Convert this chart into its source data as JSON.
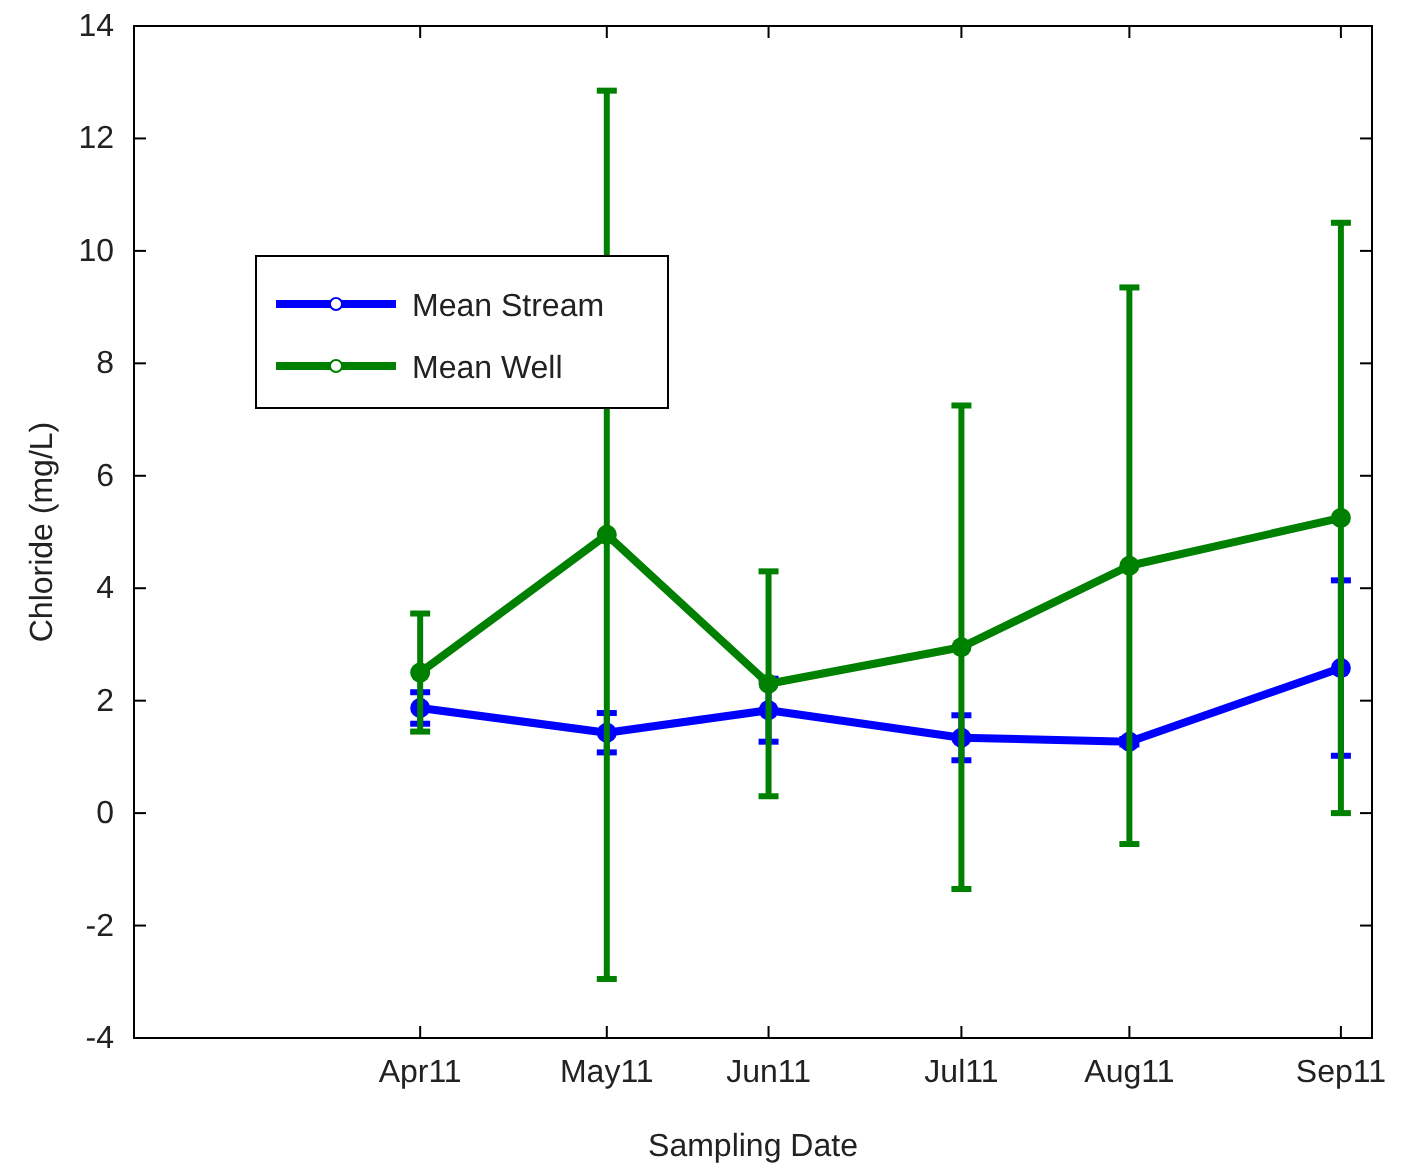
{
  "chart_data": {
    "type": "line",
    "xlabel": "Sampling Date",
    "ylabel": "Chloride (mg/L)",
    "x": [
      "2011-04-12",
      "2011-05-12",
      "2011-06-07",
      "2011-07-08",
      "2011-08-04",
      "2011-09-07"
    ],
    "series": [
      {
        "name": "Mean Stream",
        "color": "#0000ff",
        "values": [
          1.87,
          1.43,
          1.83,
          1.34,
          1.27,
          2.58
        ],
        "errors": [
          0.28,
          0.35,
          0.56,
          0.4,
          0.05,
          1.56
        ]
      },
      {
        "name": "Mean Well",
        "color": "#008000",
        "values": [
          2.5,
          4.95,
          2.3,
          2.95,
          4.4,
          5.25
        ],
        "errors": [
          1.05,
          7.9,
          2.0,
          4.3,
          4.95,
          5.25
        ]
      }
    ],
    "xlim": [
      "2011-02-25",
      "2011-09-12"
    ],
    "xticks": [
      {
        "value": "2011-04-12",
        "label": "Apr11"
      },
      {
        "value": "2011-05-12",
        "label": "May11"
      },
      {
        "value": "2011-06-07",
        "label": "Jun11"
      },
      {
        "value": "2011-07-08",
        "label": "Jul11"
      },
      {
        "value": "2011-08-04",
        "label": "Aug11"
      },
      {
        "value": "2011-09-07",
        "label": "Sep11"
      }
    ],
    "ylim": [
      -4,
      14
    ],
    "yticks": [
      -4,
      -2,
      0,
      2,
      4,
      6,
      8,
      10,
      12,
      14
    ],
    "legend": "top left",
    "marker": "circle",
    "line_style": "solid",
    "grid": false
  }
}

——————————

== Do this ==
Repeat each line of the records above exactly, but do not copy the pictures.

== Problem solution ==
Convert this chart into its source data as JSON.
{
  "chart_data": {
    "type": "line",
    "xlabel": "Sampling Date",
    "ylabel": "Chloride (mg/L)",
    "x": [
      "2011-04-12",
      "2011-05-12",
      "2011-06-07",
      "2011-07-08",
      "2011-08-04",
      "2011-09-07"
    ],
    "series": [
      {
        "name": "Mean Stream",
        "color": "#0000ff",
        "values": [
          1.87,
          1.43,
          1.83,
          1.34,
          1.27,
          2.58
        ],
        "errors": [
          0.28,
          0.35,
          0.56,
          0.4,
          0.05,
          1.56
        ]
      },
      {
        "name": "Mean Well",
        "color": "#008000",
        "values": [
          2.5,
          4.95,
          2.3,
          2.95,
          4.4,
          5.25
        ],
        "errors": [
          1.05,
          7.9,
          2.0,
          4.3,
          4.95,
          5.25
        ]
      }
    ],
    "xlim": [
      "2011-02-25",
      "2011-09-12"
    ],
    "xticks": [
      {
        "value": "2011-04-12",
        "label": "Apr11"
      },
      {
        "value": "2011-05-12",
        "label": "May11"
      },
      {
        "value": "2011-06-07",
        "label": "Jun11"
      },
      {
        "value": "2011-07-08",
        "label": "Jul11"
      },
      {
        "value": "2011-08-04",
        "label": "Aug11"
      },
      {
        "value": "2011-09-07",
        "label": "Sep11"
      }
    ],
    "ylim": [
      -4,
      14
    ],
    "yticks": [
      -4,
      -2,
      0,
      2,
      4,
      6,
      8,
      10,
      12,
      14
    ],
    "legend": "top left",
    "marker": "circle",
    "line_style": "solid",
    "grid": false
  }
}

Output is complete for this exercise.